## Direction
Pictures stay out of the copy; restate everything else in the material exactly.

Extracted records
--- Start ---
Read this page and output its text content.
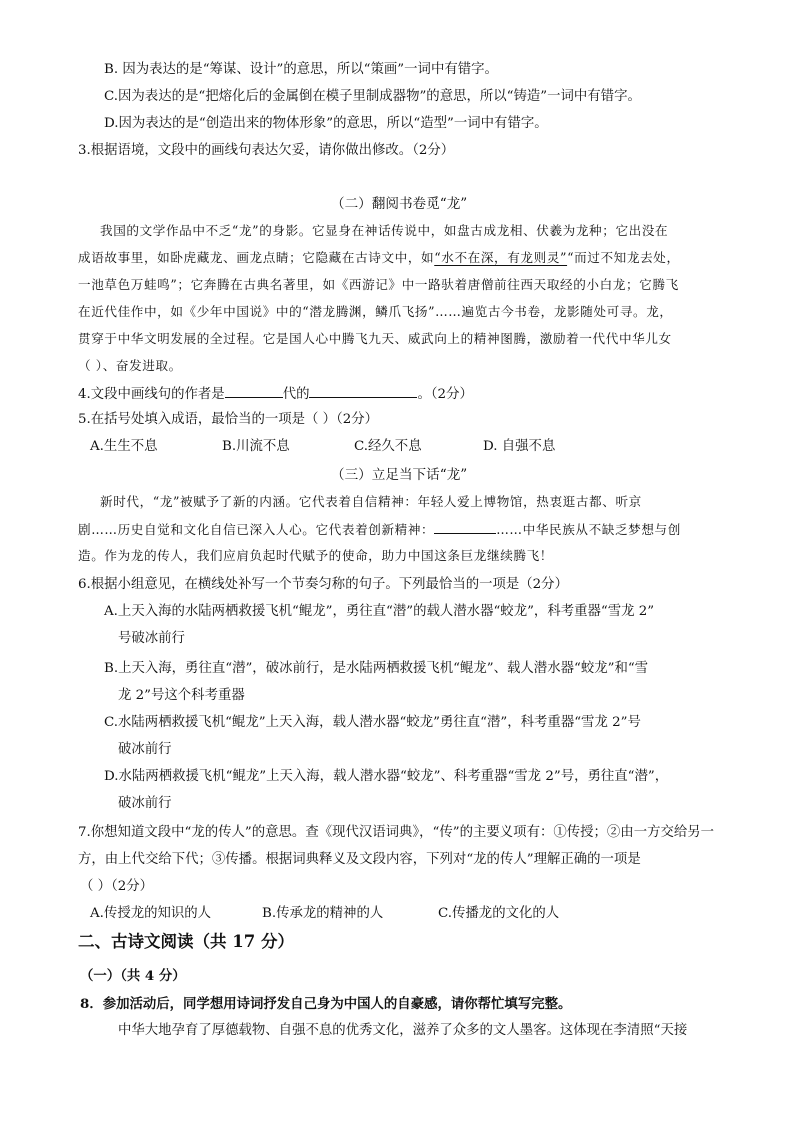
B. 因为表达的是“筹谋、设计”的意思，所以“策画”一词中有错字。
C.因为表达的是“把熔化后的金属倒在模子里制成器物”的意思，所以“铸造”一词中有错字。
D.因为表达的是“创造出来的物体形象”的意思，所以“造型”一词中有错字。
3.根据语境，文段中的画线句表达欠妥，请你做出修改。（2分）
（二）翻阅书卷觅“龙”
我国的文学作品中不乏“龙”的身影。它显身在神话传说中，如盘古成龙相、伏羲为龙种；它出没在
成语故事里，如卧虎藏龙、画龙点睛；它隐藏在古诗文中，如“水不在深，有龙则灵”“而过不知龙去处，
一池草色万蛙鸣”；它奔腾在古典名著里，如《西游记》中一路驮着唐僧前往西天取经的小白龙；它腾飞
在近代佳作中，如《少年中国说》中的“潜龙腾渊，鳞爪飞扬”……遍览古今书卷，龙影随处可寻。龙，
贯穿于中华文明发展的全过程。它是国人心中腾飞九天、威武向上的精神图腾，激励着一代代中华儿女
（ ）、奋发进取。
4.文段中画线句的作者是	代的	。（2分）
5.在括号处填入成语，最恰当的一项是（ ）（2分）
A.生生不息	B.川流不息	C.经久不息	D. 自强不息
（三）立足当下话“龙”
新时代，“龙”被赋予了新的内涵。它代表着自信精神：年轻人爱上博物馆，热衷逛古都、听京
剧……历史自觉和文化自信已深入人心。它代表着创新精神：	……中华民族从不缺乏梦想与创
造。作为龙的传人，我们应肩负起时代赋予的使命，助力中国这条巨龙继续腾飞！
6.根据小组意见，在横线处补写一个节奏匀称的句子。下列最恰当的一项是（2分）
A.上天入海的水陆两栖救援飞机“鲲龙”，勇往直“潜”的载人潜水器“蛟龙”，科考重器“雪龙 2”
号破冰前行
B.上天入海，勇往直“潜”，破冰前行，是水陆两栖救援飞机“鲲龙”、载人潜水器“蛟龙”和“雪
龙 2”号这个科考重器
C.水陆两栖救援飞机“鲲龙”上天入海，载人潜水器“蛟龙”勇往直“潜”，科考重器“雪龙 2”号
破冰前行
D.水陆两栖救援飞机“鲲龙”上天入海，载人潜水器“蛟龙”、科考重器“雪龙 2”号，勇往直“潜”，
破冰前行
7.你想知道文段中“龙的传人”的意思。查《现代汉语词典》，“传”的主要义项有：①传授；②由一方交给另一
方，由上代交给下代；③传播。根据词典释义及文段内容，下列对“龙的传人”理解正确的一项是
（ ）（2分）
A.传授龙的知识的人	B.传承龙的精神的人	C.传播龙的文化的人
二、古诗文阅读（共 17 分）
（一）（共 4 分）
8．参加活动后，同学想用诗词抒发自己身为中国人的自豪感，请你帮忙填写完整。
中华大地孕育了厚德载物、自强不息的优秀文化，滋养了众多的文人墨客。这体现在李清照“天接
--- End ---
## Reply to the task
Read this page and output its text content.
B. 因为表达的是“筹谋、设计”的意思，所以“策画”一词中有错字。
C.因为表达的是“把熔化后的金属倒在模子里制成器物”的意思，所以“铸造”一词中有错字。
D.因为表达的是“创造出来的物体形象”的意思，所以“造型”一词中有错字。
3.根据语境，文段中的画线句表达欠妥，请你做出修改。（2分）
（二）翻阅书卷觅“龙”
我国的文学作品中不乏“龙”的身影。它显身在神话传说中，如盘古成龙相、伏羲为龙种；它出没在
成语故事里，如卧虎藏龙、画龙点睛；它隐藏在古诗文中，如“水不在深，有龙则灵”“而过不知龙去处，
一池草色万蛙鸣”；它奔腾在古典名著里，如《西游记》中一路驮着唐僧前往西天取经的小白龙；它腾飞
在近代佳作中，如《少年中国说》中的“潜龙腾渊，鳞爪飞扬”……遍览古今书卷，龙影随处可寻。龙，
贯穿于中华文明发展的全过程。它是国人心中腾飞九天、威武向上的精神图腾，激励着一代代中华儿女
（ ）、奋发进取。
4.文段中画线句的作者是	代的	。（2分）
5.在括号处填入成语，最恰当的一项是（ ）（2分）
A.生生不息	B.川流不息	C.经久不息	D. 自强不息
（三）立足当下话“龙”
新时代，“龙”被赋予了新的内涵。它代表着自信精神：年轻人爱上博物馆，热衷逛古都、听京
剧……历史自觉和文化自信已深入人心。它代表着创新精神：	……中华民族从不缺乏梦想与创
造。作为龙的传人，我们应肩负起时代赋予的使命，助力中国这条巨龙继续腾飞！
6.根据小组意见，在横线处补写一个节奏匀称的句子。下列最恰当的一项是（2分）
A.上天入海的水陆两栖救援飞机“鲲龙”，勇往直“潜”的载人潜水器“蛟龙”，科考重器“雪龙 2”
号破冰前行
B.上天入海，勇往直“潜”，破冰前行，是水陆两栖救援飞机“鲲龙”、载人潜水器“蛟龙”和“雪
龙 2”号这个科考重器
C.水陆两栖救援飞机“鲲龙”上天入海，载人潜水器“蛟龙”勇往直“潜”，科考重器“雪龙 2”号
破冰前行
D.水陆两栖救援飞机“鲲龙”上天入海，载人潜水器“蛟龙”、科考重器“雪龙 2”号，勇往直“潜”，
破冰前行
7.你想知道文段中“龙的传人”的意思。查《现代汉语词典》，“传”的主要义项有：①传授；②由一方交给另一
方，由上代交给下代；③传播。根据词典释义及文段内容，下列对“龙的传人”理解正确的一项是
（ ）（2分）
A.传授龙的知识的人	B.传承龙的精神的人	C.传播龙的文化的人
二、古诗文阅读（共 17 分）
（一）（共 4 分）
8．参加活动后，同学想用诗词抒发自己身为中国人的自豪感，请你帮忙填写完整。
中华大地孕育了厚德载物、自强不息的优秀文化，滋养了众多的文人墨客。这体现在李清照“天接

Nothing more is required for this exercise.